▶ _EXERCISE PROMPT_: Below are some records. Count the lines with "Summary" in them and give nothing but the total.
-- Start RECORDS FOR THIS TASK --
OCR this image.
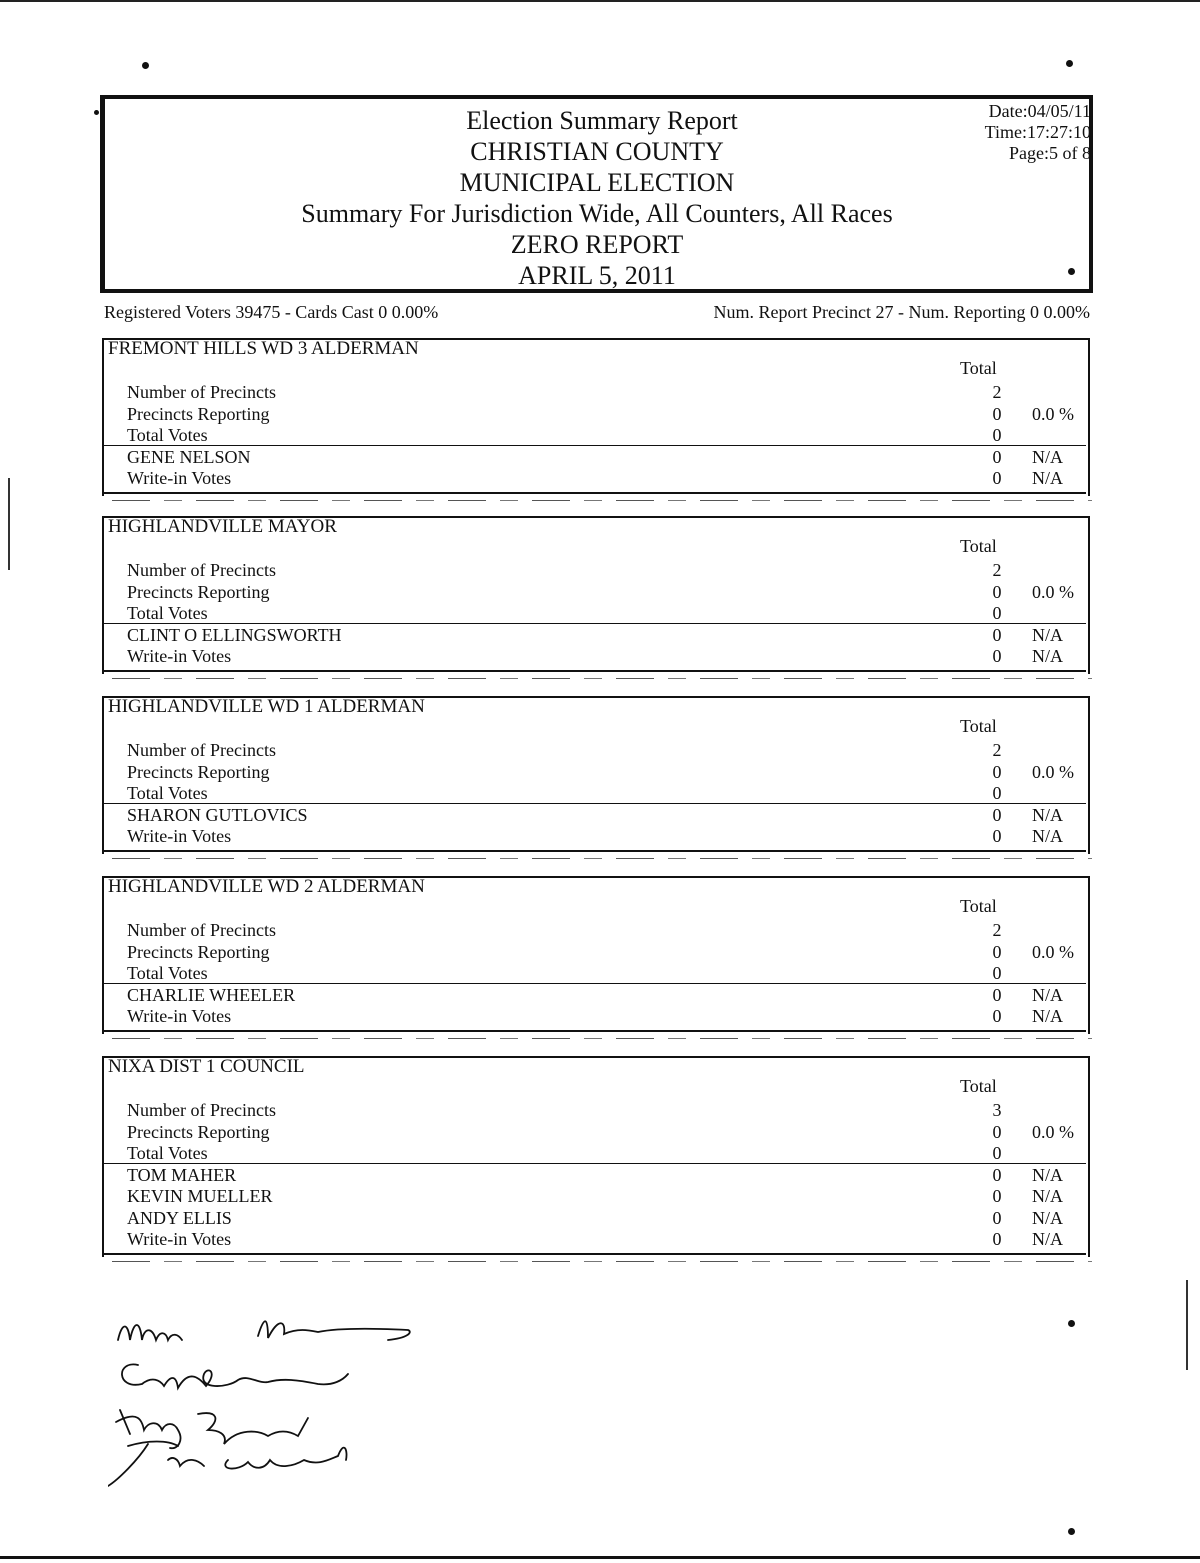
Election Summary Report
CHRISTIAN COUNTY
MUNICIPAL ELECTION
Summary For Jurisdiction Wide, All Counters, All Races
ZERO REPORT
APRIL 5, 2011
Date:04/05/11
Time:17:27:10
Page:5 of 8
Registered Voters 39475 - Cards Cast 0 0.00%	Num. Report Precinct 27 - Num. Reporting 0 0.00%
FREMONT HILLS WD 3 ALDERMAN
Total
Number of Precincts	2
Precincts Reporting	0 0.0 %
Total Votes	0
GENE NELSON	0 N/A
Write-in Votes	0 N/A
HIGHLANDVILLE MAYOR
Total
Number of Precincts	2
Precincts Reporting	0 0.0 %
Total Votes	0
CLINT O ELLINGSWORTH	0 N/A
Write-in Votes	0 N/A
HIGHLANDVILLE WD 1 ALDERMAN
Total
Number of Precincts	2
Precincts Reporting	0 0.0 %
Total Votes	0
SHARON GUTLOVICS	0 N/A
Write-in Votes	0 N/A
HIGHLANDVILLE WD 2 ALDERMAN
Total
Number of Precincts	2
Precincts Reporting	0 0.0 %
Total Votes	0
CHARLIE WHEELER	0 N/A
Write-in Votes	0 N/A
NIXA DIST 1 COUNCIL
Total
Number of Precincts	3
Precincts Reporting	0 0.0 %
Total Votes	0
TOM MAHER	0 N/A
KEVIN MUELLER	0 N/A
ANDY ELLIS	0 N/A
Write-in Votes	0 N/A
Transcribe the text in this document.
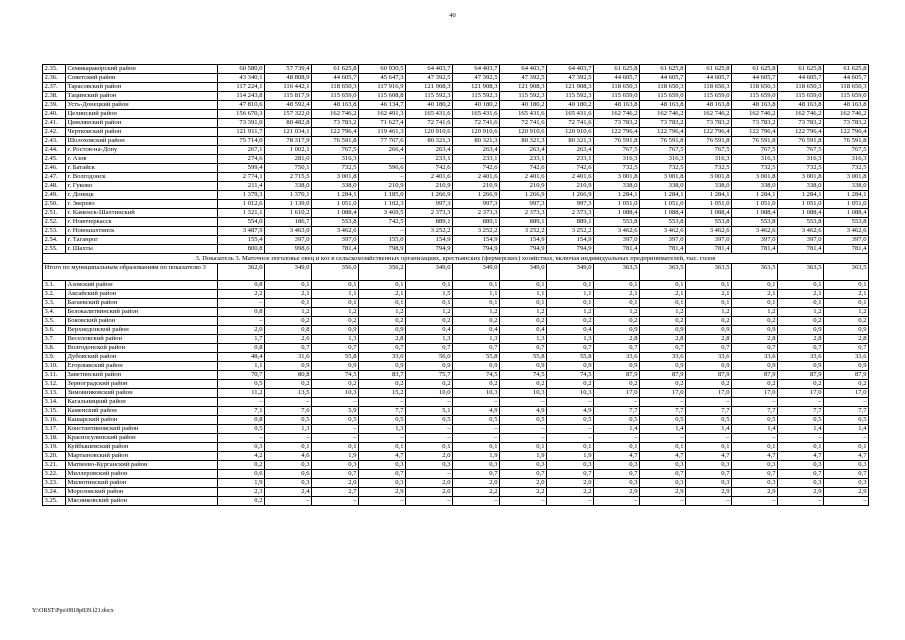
40
2.35.	Семикаракорский район	60 580,0	57 739,4	61 625,8	60 930,5	64 403,7	64 403,7	64 403,7	64 403,7	61 625,8	61 625,8	61 625,8	61 625,8	61 625,8	61 625,8
2.36.	Советский район	43 340,1	48 808,9	44 605,7	45 647,3	47 392,5	47 392,5	47 392,5	47 392,5	44 605,7	44 605,7	44 605,7	44 605,7	44 605,7	44 605,7
2.37.	Тарасовский район	117 224,1	116 442,1	118 650,3	117 916,9	121 908,3	121 908,3	121 908,3	121 908,3	118 650,3	118 650,3	118 650,3	118 650,3	118 650,3	118 650,3
2.38.	Тацинский район	114 243,8	115 817,9	115 659,0	115 608,8	115 592,3	115 592,3	115 592,3	115 592,3	115 659,0	115 659,0	115 659,0	115 659,0	115 659,0	115 659,0
2.39.	Усть-Донецкий район	47 810,6	48 592,4	48 163,8	46 134,7	40 180,2	40 180,2	40 180,2	40 180,2	48 163,8	48 163,8	48 163,8	48 163,8	48 163,8	48 163,8
2.40.	Целинский район	156 670,3	157 322,0	162 746,2	162 491,3	165 431,6	165 431,6	165 431,6	165 431,6	162 746,2	162 746,2	162 746,2	162 746,2	162 746,2	162 746,2
2.41.	Цимлянский район	73 391,0	80 482,8	73 783,2	71 627,4	72 741,6	72 741,6	72 741,6	72 741,6	73 783,2	73 783,2	73 783,2	73 783,2	73 783,2	73 783,2
2.42.	Чертковский район	121 911,7	121 034,1	122 796,4	119 461,3	120 910,6	120 910,6	120 910,6	120 910,6	122 796,4	122 796,4	122 796,4	122 796,4	122 796,4	122 796,4
2.43.	Шолоховский район	75 714,0	78 317,9	76 591,8	77 767,6	80 321,3	80 321,3	80 321,3	80 321,3	76 591,8	76 591,8	76 591,8	76 591,8	76 591,8	76 591,8
2.44.	г. Ростов-на-Дону	267,1	1 002,1	767,5	266,4	263,4	263,4	263,4	263,4	767,5	767,5	767,5	767,5	767,5	767,5
2.45.	г. Азов	274,6	281,0	316,3	–	233,1	233,1	233,1	233,1	316,3	316,3	316,3	316,3	316,3	316,3
2.46.	г. Батайск	599,4	750,1	732,5	596,6	742,6	742,6	742,6	742,6	732,5	732,5	732,5	732,5	732,5	732,5
2.47.	г. Волгодонск	2 774,1	2 715,5	3 001,8	–	2 401,6	2 401,6	2 401,6	2 401,6	3 001,8	3 001,8	3 001,8	3 001,8	3 001,8	3 001,8
2.48.	г. Гуково	211,4	338,0	338,0	210,9	210,9	210,9	210,9	210,9	338,0	338,0	338,0	338,0	338,0	338,0
2.49.	г. Донецк	1 379,3	1 370,1	1 284,1	1 185,0	1 266,9	1 266,9	1 266,9	1 266,9	1 284,1	1 284,1	1 284,1	1 284,1	1 284,1	1 284,1
2.50.	г. Зверево	1 012,6	1 139,0	1 051,0	1 102,3	997,3	997,3	997,3	997,3	1 051,0	1 051,0	1 051,0	1 051,0	1 051,0	1 051,0
2.51.	г. Каменск-Шахтинский	1 321,1	1 610,2	1 088,4	3 469,5	2 373,3	2 373,3	2 373,3	2 373,3	1 088,4	1 088,4	1 088,4	1 088,4	1 088,4	1 088,4
2.52.	г. Новочеркасск	554,0	186,7	553,8	742,5	889,1	889,1	889,1	889,1	553,8	553,8	553,8	553,8	553,8	553,8
2.53.	г. Новошахтинск	3 487,9	3 463,0	3 462,6	–	3 252,2	3 252,2	3 252,2	3 252,2	3 462,6	3 462,6	3 462,6	3 462,6	3 462,6	3 462,6
2.54.	г. Таганрог	155,4	397,0	397,0	155,0	154,9	154,9	154,9	154,9	397,0	397,0	397,0	397,0	397,0	397,0
2.55.	г. Шахты	800,8	998,6	781,4	798,9	794,9	794,9	794,9	794,9	781,4	781,4	781,4	781,4	781,4	781,4
3. Показатель 3. Маточное поголовье овец и коз в сельскохозяйственных организациях, крестьянских (фермерских) хозяйствах, включая индивидуальных предпринимателей, тыс. голов															
Итого по муниципальным образованиям по показателю 3		362,0	349,0	356,0	356,2	349,0	349,0	349,0	349,0	363,5	363,5	363,5	363,5	363,5	363,5
3.1.	Азовский район	0,8	0,1	0,1	0,1	0,1	0,1	0,1	0,1	0,1	0,1	0,1	0,1	0,1	0,1
3.2.	Аксайский район	2,2	2,1	1,1	2,1	1,5	1,1	1,1	1,1	2,1	2,1	2,1	2,1	2,1	2,1
3.3.	Багаевский район	–	0,1	0,1	0,1	0,1	0,1	0,1	0,1	0,1	0,1	0,1	0,1	0,1	0,1
3.4.	Белокалитвинский район	0,8	1,2	1,2	1,2	1,2	1,2	1,2	1,2	1,2	1,2	1,2	1,2	1,2	1,2
3.5.	Боковский район	–	0,2	0,2	0,2	0,2	0,2	0,2	0,2	0,2	0,2	0,2	0,2	0,2	0,2
3.6.	Верхнедонской район	2,0	0,8	0,9	0,9	0,4	0,4	0,4	0,4	0,9	0,9	0,9	0,9	0,9	0,9
3.7.	Веселовский район	1,7	2,6	1,3	2,8	1,3	1,3	1,3	1,3	2,8	2,8	2,8	2,8	2,8	2,8
3.8.	Волгодонской район	0,8	0,7	0,7	0,7	0,7	0,7	0,7	0,7	0,7	0,7	0,7	0,7	0,7	0,7
3.9.	Дубовский район	48,4	31,6	55,8	33,0	56,0	55,8	55,8	55,8	33,6	33,6	33,6	33,6	33,6	33,6
3.10.	Егорлыкский район	1,1	0,9	0,9	0,9	0,9	0,9	0,9	0,9	0,9	0,9	0,9	0,9	0,9	0,9
3.11.	Заветинский район	70,7	80,8	74,5	83,7	75,7	74,5	74,5	74,5	87,9	87,9	87,9	87,9	87,9	87,9
3.12.	Зерноградский район	0,5	0,2	0,2	0,2	0,2	0,2	0,2	0,2	0,2	0,2	0,2	0,2	0,2	0,2
3.13.	Зимовниковский район	11,2	13,5	10,3	15,2	10,0	10,3	10,3	10,3	17,0	17,0	17,0	17,0	17,0	17,0
3.14.	Кагальницкий район	–	–	–	–	–	–	–	–	–	–	–	–	–	–
3.15.	Каменский район	7,1	7,6	5,9	7,7	5,1	4,9	4,9	4,9	7,7	7,7	7,7	7,7	7,7	7,7
3.16.	Кашарский район	0,8	0,5	0,5	0,5	0,5	0,5	0,5	0,5	0,5	0,5	0,5	0,5	0,5	0,5
3.17.	Константиновский район	0,5	1,3	–	1,3	–	–	–	–	1,4	1,4	1,4	1,4	1,4	1,4
3.18.	Красносулинский район	–	–	–	–	–	–	–	–	–	–	–	–	–	–
3.19.	Куйбышевский район	0,3	0,1	0,1	0,1	0,1	0,1	0,1	0,1	0,1	0,1	0,1	0,1	0,1	0,1
3.20.	Мартыновский район	4,2	4,6	1,9	4,7	2,0	1,9	1,9	1,9	4,7	4,7	4,7	4,7	4,7	4,7
3.21.	Матвеево-Курганский район	0,2	0,3	0,3	0,3	0,3	0,3	0,3	0,3	0,3	0,3	0,3	0,3	0,3	0,3
3.22.	Миллеровский район	0,6	0,6	0,7	0,7	–	0,7	0,7	0,7	0,7	0,7	0,7	0,7	0,7	0,7
3.23.	Милютинский район	1,9	0,3	2,0	0,3	2,0	2,0	2,0	2,0	0,3	0,3	0,3	0,3	0,3	0,3
3.24.	Морозовский район	2,3	2,4	2,7	2,9	2,0	2,2	2,2	2,2	2,9	2,9	2,9	2,9	2,9	2,9
3.25.	Мясниковский район	0,2	–	–	–	–	–	–	–	–	–	–	–	–	–
Y:\ORST\Ppo\0818p839.f21.docx
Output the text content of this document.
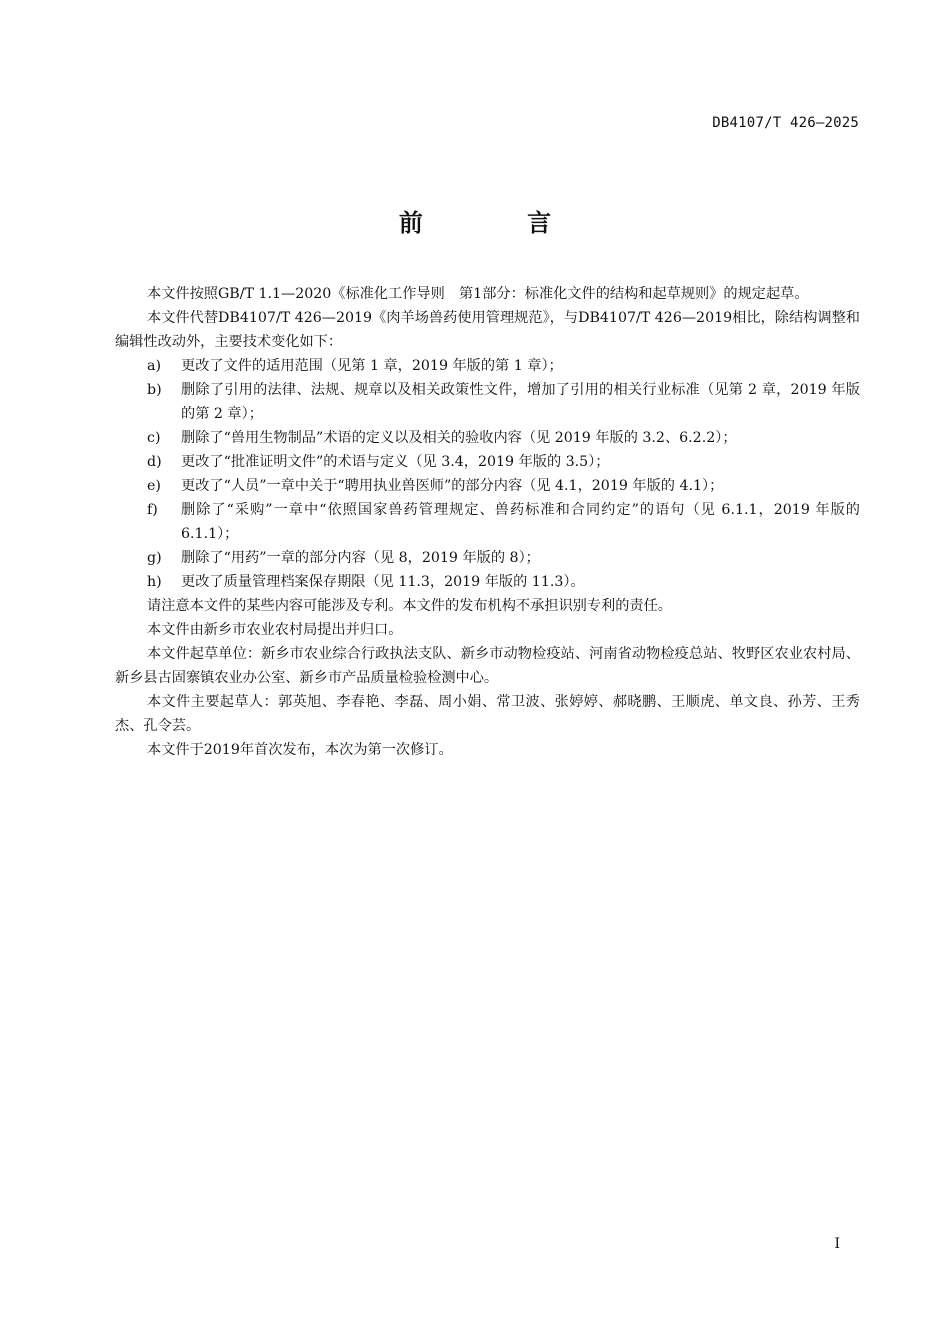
DB4107/T 426—2025
前 言

本文件按照GB/T 1.1—2020《标准化工作导则　第1部分：标准化文件的结构和起草规则》的规定起草。

本文件代替DB4107/T 426—2019《肉羊场兽药使用管理规范》，与DB4107/T 426—2019相比，除结构调整和编辑性改动外，主要技术变化如下：

a)	更改了文件的适用范围（见第 1 章，2019 年版的第 1 章）；
b)	删除了引用的法律、法规、规章以及相关政策性文件，增加了引用的相关行业标准（见第 2 章，2019 年版的第 2 章）；
c)	删除了“兽用生物制品”术语的定义以及相关的验收内容（见 2019 年版的 3.2、6.2.2）；
d)	更改了“批准证明文件”的术语与定义（见 3.4，2019 年版的 3.5）；
e)	更改了“人员”一章中关于“聘用执业兽医师”的部分内容（见 4.1，2019 年版的 4.1）；
f)	删除了“采购”一章中“依照国家兽药管理规定、兽药标准和合同约定”的语句（见 6.1.1，2019 年版的 6.1.1）；
g)	删除了“用药”一章的部分内容（见 8，2019 年版的 8）；
h)	更改了质量管理档案保存期限（见 11.3，2019 年版的 11.3）。

请注意本文件的某些内容可能涉及专利。本文件的发布机构不承担识别专利的责任。

本文件由新乡市农业农村局提出并归口。

本文件起草单位：新乡市农业综合行政执法支队、新乡市动物检疫站、河南省动物检疫总站、牧野区农业农村局、新乡县古固寨镇农业办公室、新乡市产品质量检验检测中心。

本文件主要起草人：郭英旭、李春艳、李磊、周小娟、常卫波、张婷婷、郝晓鹏、王顺虎、单文良、孙芳、王秀杰、孔令芸。

本文件于2019年首次发布，本次为第一次修订。

I
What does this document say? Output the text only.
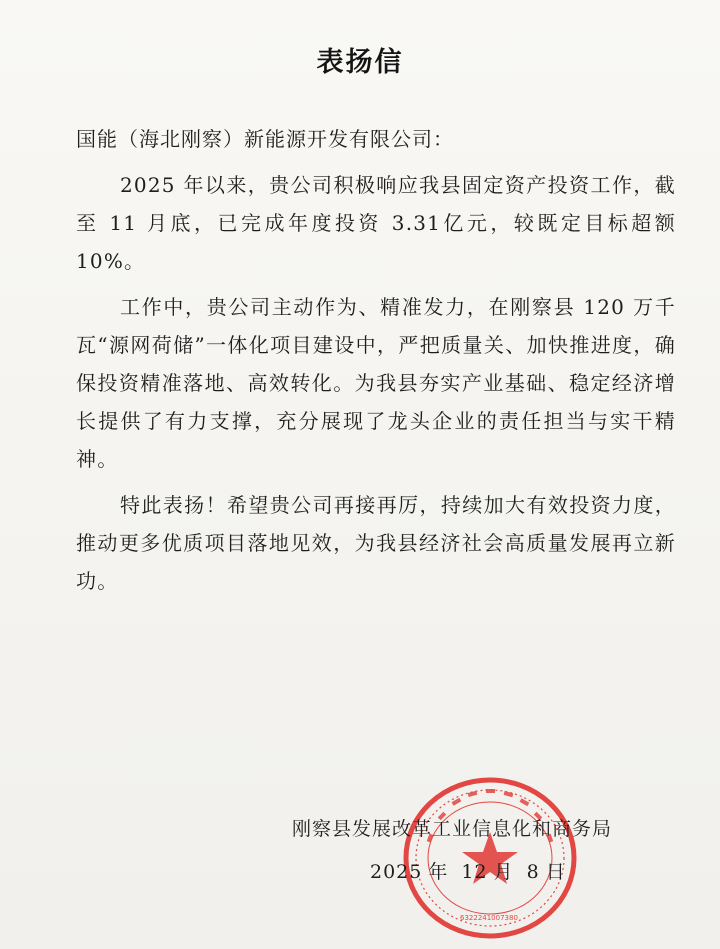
表扬信
国能（海北刚察）新能源开发有限公司：

2025 年以来，贵公司积极响应我县固定资产投资工作，截至 11 月底，已完成年度投资 3.31亿元，较既定目标超额10%。

工作中，贵公司主动作为、精准发力，在刚察县 120 万千瓦“源网荷储”一体化项目建设中，严把质量关、加快推进度，确保投资精准落地、高效转化。为我县夯实产业基础、稳定经济增长提供了有力支撑，充分展现了龙头企业的责任担当与实干精神。

特此表扬！希望贵公司再接再厉，持续加大有效投资力度，推动更多优质项目落地见效，为我县经济社会高质量发展再立新功。

6322241007380
刚察县发展改革工业信息化和商务局
2025 年 12 月 8 日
-- End RECORDS FOR THIS TASK --
▶ _EXERCISE SOLUTION_: 2